> _Exercise prompt_
Exactly as written, please set down all of the entries again, with no pictures.

> _Dataset items_
#####
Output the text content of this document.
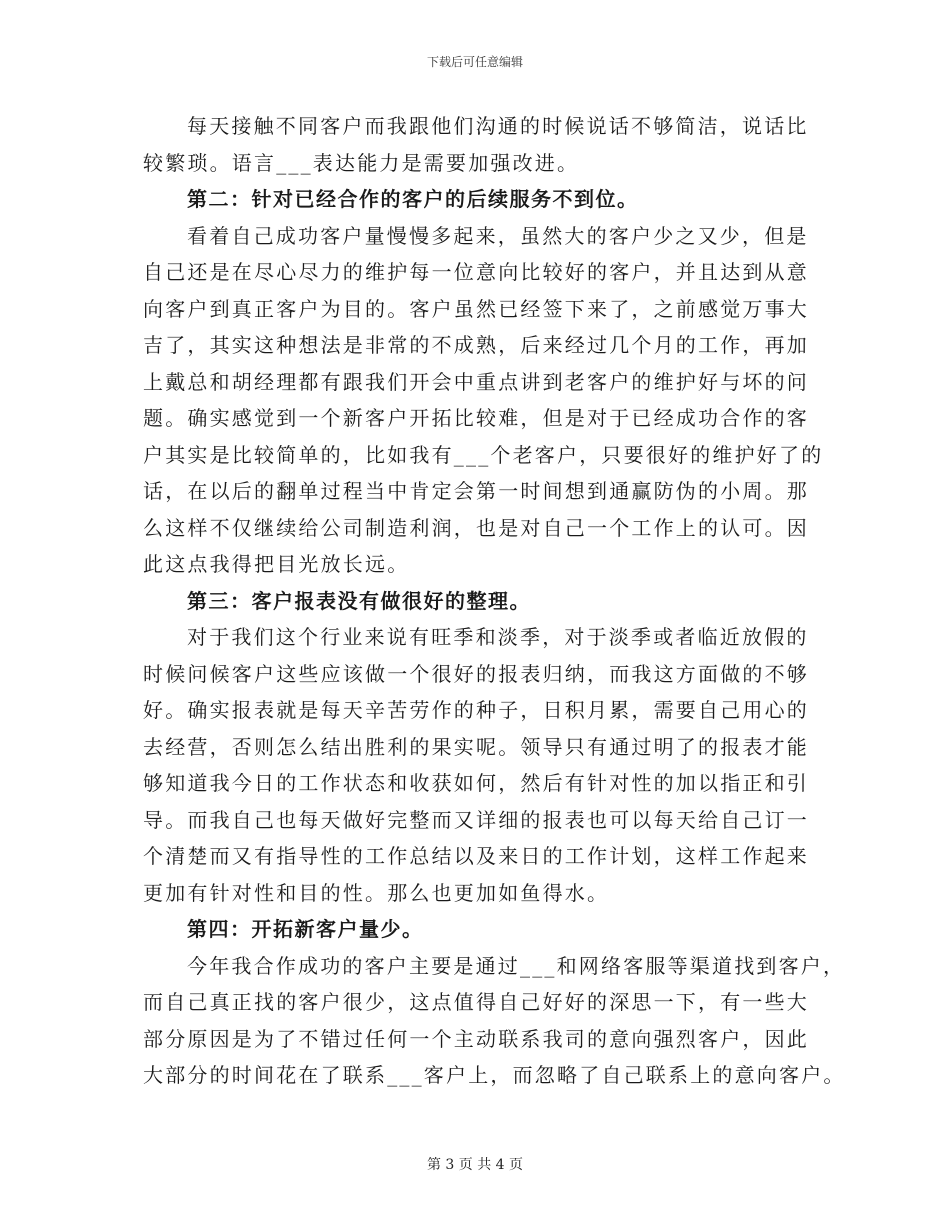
下载后可任意编辑
每天接触不同客户而我跟他们沟通的时候说话不够简洁，说话比
较繁琐。语言___表达能力是需要加强改进。
第二：针对已经合作的客户的后续服务不到位。
看着自己成功客户量慢慢多起来，虽然大的客户少之又少，但是
自己还是在尽心尽力的维护每一位意向比较好的客户，并且达到从意
向客户到真正客户为目的。客户虽然已经签下来了，之前感觉万事大
吉了，其实这种想法是非常的不成熟，后来经过几个月的工作，再加
上戴总和胡经理都有跟我们开会中重点讲到老客户的维护好与坏的问
题。确实感觉到一个新客户开拓比较难，但是对于已经成功合作的客
户其实是比较简单的，比如我有___个老客户，只要很好的维护好了的
话，在以后的翻单过程当中肯定会第一时间想到通赢防伪的小周。那
么这样不仅继续给公司制造利润，也是对自己一个工作上的认可。因
此这点我得把目光放长远。
第三：客户报表没有做很好的整理。
对于我们这个行业来说有旺季和淡季，对于淡季或者临近放假的
时候问候客户这些应该做一个很好的报表归纳，而我这方面做的不够
好。确实报表就是每天辛苦劳作的种子，日积月累，需要自己用心的
去经营，否则怎么结出胜利的果实呢。领导只有通过明了的报表才能
够知道我今日的工作状态和收获如何，然后有针对性的加以指正和引
导。而我自己也每天做好完整而又详细的报表也可以每天给自己订一
个清楚而又有指导性的工作总结以及来日的工作计划，这样工作起来
更加有针对性和目的性。那么也更加如鱼得水。
第四：开拓新客户量少。
今年我合作成功的客户主要是通过___和网络客服等渠道找到客户，
而自己真正找的客户很少，这点值得自己好好的深思一下，有一些大
部分原因是为了不错过任何一个主动联系我司的意向强烈客户，因此
大部分的时间花在了联系___客户上，而忽略了自己联系上的意向客户。
第 3 页 共 4 页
#####
> _Answer for this exercise_
Output the text content of this document.
下载后可任意编辑
每天接触不同客户而我跟他们沟通的时候说话不够简洁，说话比
较繁琐。语言___表达能力是需要加强改进。
第二：针对已经合作的客户的后续服务不到位。
看着自己成功客户量慢慢多起来，虽然大的客户少之又少，但是
自己还是在尽心尽力的维护每一位意向比较好的客户，并且达到从意
向客户到真正客户为目的。客户虽然已经签下来了，之前感觉万事大
吉了，其实这种想法是非常的不成熟，后来经过几个月的工作，再加
上戴总和胡经理都有跟我们开会中重点讲到老客户的维护好与坏的问
题。确实感觉到一个新客户开拓比较难，但是对于已经成功合作的客
户其实是比较简单的，比如我有___个老客户，只要很好的维护好了的
话，在以后的翻单过程当中肯定会第一时间想到通赢防伪的小周。那
么这样不仅继续给公司制造利润，也是对自己一个工作上的认可。因
此这点我得把目光放长远。
第三：客户报表没有做很好的整理。
对于我们这个行业来说有旺季和淡季，对于淡季或者临近放假的
时候问候客户这些应该做一个很好的报表归纳，而我这方面做的不够
好。确实报表就是每天辛苦劳作的种子，日积月累，需要自己用心的
去经营，否则怎么结出胜利的果实呢。领导只有通过明了的报表才能
够知道我今日的工作状态和收获如何，然后有针对性的加以指正和引
导。而我自己也每天做好完整而又详细的报表也可以每天给自己订一
个清楚而又有指导性的工作总结以及来日的工作计划，这样工作起来
更加有针对性和目的性。那么也更加如鱼得水。
第四：开拓新客户量少。
今年我合作成功的客户主要是通过___和网络客服等渠道找到客户，
而自己真正找的客户很少，这点值得自己好好的深思一下，有一些大
部分原因是为了不错过任何一个主动联系我司的意向强烈客户，因此
大部分的时间花在了联系___客户上，而忽略了自己联系上的意向客户。
第 3 页 共 4 页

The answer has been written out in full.